(Stated problem) Omit every picture and write out the rest of the records exactly.

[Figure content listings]

......

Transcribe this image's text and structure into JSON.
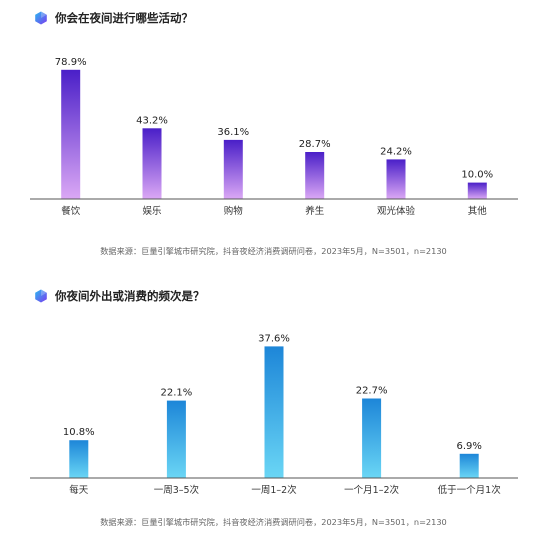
{
  "colors": {
    "chart1_top": "#4a1fc8",
    "chart1_bottom": "#dba8f5",
    "chart2_top": "#1d86d8",
    "chart2_bottom": "#6ad6f5",
    "icon_a": "#7b3cf0",
    "icon_b": "#2bb8f0"
  },
  "icons": {
    "heading_icon": "hexagon-gem-icon"
  },
  "chart_data": [
    {
      "type": "bar",
      "title": "你会在夜间进行哪些活动？",
      "categories": [
        "餐饮",
        "娱乐",
        "购物",
        "养生",
        "观光体验",
        "其他"
      ],
      "values": [
        78.9,
        43.2,
        36.1,
        28.7,
        24.2,
        10.0
      ],
      "value_labels": [
        "78.9%",
        "43.2%",
        "36.1%",
        "28.7%",
        "24.2%",
        "10.0%"
      ],
      "ylim": [
        0,
        80
      ],
      "grid": false,
      "source": "数据来源：巨量引擎城市研究院，抖音夜经济消费调研问卷，2023年5月，N=3501，n=2130"
    },
    {
      "type": "bar",
      "title": "你夜间外出或消费的频次是？",
      "categories": [
        "每天",
        "一周3–5次",
        "一周1–2次",
        "一个月1–2次",
        "低于一个月1次"
      ],
      "values": [
        10.8,
        22.1,
        37.6,
        22.7,
        6.9
      ],
      "value_labels": [
        "10.8%",
        "22.1%",
        "37.6%",
        "22.7%",
        "6.9%"
      ],
      "ylim": [
        0,
        38
      ],
      "grid": false,
      "source": "数据来源：巨量引擎城市研究院，抖音夜经济消费调研问卷，2023年5月，N=3501，n=2130"
    }
  ]
}
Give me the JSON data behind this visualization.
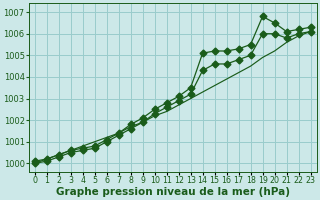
{
  "xlabel": "Graphe pression niveau de la mer (hPa)",
  "bg_color": "#cce8e8",
  "grid_color": "#99cccc",
  "line_color": "#1a5c1a",
  "hours": [
    0,
    1,
    2,
    3,
    4,
    5,
    6,
    7,
    8,
    9,
    10,
    11,
    12,
    13,
    14,
    15,
    16,
    17,
    18,
    19,
    20,
    21,
    22,
    23
  ],
  "series1": [
    1000.1,
    1000.2,
    1000.4,
    1000.6,
    1000.7,
    1000.8,
    1001.1,
    1001.4,
    1001.8,
    1002.1,
    1002.5,
    1002.8,
    1003.1,
    1003.5,
    1005.1,
    1005.2,
    1005.2,
    1005.3,
    1005.5,
    1006.8,
    1006.5,
    1006.1,
    1006.2,
    1006.3
  ],
  "series2": [
    1000.0,
    1000.1,
    1000.3,
    1000.5,
    1000.6,
    1000.7,
    1001.0,
    1001.3,
    1001.6,
    1001.9,
    1002.3,
    1002.6,
    1002.9,
    1003.2,
    1004.3,
    1004.6,
    1004.6,
    1004.8,
    1005.0,
    1006.0,
    1006.0,
    1005.8,
    1006.0,
    1006.1
  ],
  "series_trend": [
    1000.0,
    1000.2,
    1000.4,
    1000.6,
    1000.8,
    1001.0,
    1001.2,
    1001.4,
    1001.7,
    1001.9,
    1002.2,
    1002.4,
    1002.7,
    1003.0,
    1003.3,
    1003.6,
    1003.9,
    1004.2,
    1004.5,
    1004.9,
    1005.2,
    1005.6,
    1005.9,
    1006.1
  ],
  "ylim_min": 999.6,
  "ylim_max": 1007.4,
  "yticks": [
    1000,
    1001,
    1002,
    1003,
    1004,
    1005,
    1006,
    1007
  ],
  "xlabel_fontsize": 7.5,
  "tick_fontsize": 6,
  "marker_size": 3.5
}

......

(Reply to the task)
Transcribe this image's text and structure into JSON.
{
  "colors": {
    "chart1_top": "#4a1fc8",
    "chart1_bottom": "#dba8f5",
    "chart2_top": "#1d86d8",
    "chart2_bottom": "#6ad6f5",
    "icon_a": "#7b3cf0",
    "icon_b": "#2bb8f0"
  },
  "icons": {
    "heading_icon": "hexagon-gem-icon"
  },
  "chart_data": [
    {
      "type": "bar",
      "title": "你会在夜间进行哪些活动？",
      "categories": [
        "餐饮",
        "娱乐",
        "购物",
        "养生",
        "观光体验",
        "其他"
      ],
      "values": [
        78.9,
        43.2,
        36.1,
        28.7,
        24.2,
        10.0
      ],
      "value_labels": [
        "78.9%",
        "43.2%",
        "36.1%",
        "28.7%",
        "24.2%",
        "10.0%"
      ],
      "ylim": [
        0,
        80
      ],
      "grid": false,
      "source": "数据来源：巨量引擎城市研究院，抖音夜经济消费调研问卷，2023年5月，N=3501，n=2130"
    },
    {
      "type": "bar",
      "title": "你夜间外出或消费的频次是？",
      "categories": [
        "每天",
        "一周3–5次",
        "一周1–2次",
        "一个月1–2次",
        "低于一个月1次"
      ],
      "values": [
        10.8,
        22.1,
        37.6,
        22.7,
        6.9
      ],
      "value_labels": [
        "10.8%",
        "22.1%",
        "37.6%",
        "22.7%",
        "6.9%"
      ],
      "ylim": [
        0,
        38
      ],
      "grid": false,
      "source": "数据来源：巨量引擎城市研究院，抖音夜经济消费调研问卷，2023年5月，N=3501，n=2130"
    }
  ]
}
Give me the JSON data behind this visualization.
{
  "xlabel": "Graphe pression niveau de la mer (hPa)",
  "bg_color": "#cce8e8",
  "grid_color": "#99cccc",
  "line_color": "#1a5c1a",
  "hours": [
    0,
    1,
    2,
    3,
    4,
    5,
    6,
    7,
    8,
    9,
    10,
    11,
    12,
    13,
    14,
    15,
    16,
    17,
    18,
    19,
    20,
    21,
    22,
    23
  ],
  "series1": [
    1000.1,
    1000.2,
    1000.4,
    1000.6,
    1000.7,
    1000.8,
    1001.1,
    1001.4,
    1001.8,
    1002.1,
    1002.5,
    1002.8,
    1003.1,
    1003.5,
    1005.1,
    1005.2,
    1005.2,
    1005.3,
    1005.5,
    1006.8,
    1006.5,
    1006.1,
    1006.2,
    1006.3
  ],
  "series2": [
    1000.0,
    1000.1,
    1000.3,
    1000.5,
    1000.6,
    1000.7,
    1001.0,
    1001.3,
    1001.6,
    1001.9,
    1002.3,
    1002.6,
    1002.9,
    1003.2,
    1004.3,
    1004.6,
    1004.6,
    1004.8,
    1005.0,
    1006.0,
    1006.0,
    1005.8,
    1006.0,
    1006.1
  ],
  "series_trend": [
    1000.0,
    1000.2,
    1000.4,
    1000.6,
    1000.8,
    1001.0,
    1001.2,
    1001.4,
    1001.7,
    1001.9,
    1002.2,
    1002.4,
    1002.7,
    1003.0,
    1003.3,
    1003.6,
    1003.9,
    1004.2,
    1004.5,
    1004.9,
    1005.2,
    1005.6,
    1005.9,
    1006.1
  ],
  "ylim_min": 999.6,
  "ylim_max": 1007.4,
  "yticks": [
    1000,
    1001,
    1002,
    1003,
    1004,
    1005,
    1006,
    1007
  ],
  "xlabel_fontsize": 7.5,
  "tick_fontsize": 6,
  "marker_size": 3.5
}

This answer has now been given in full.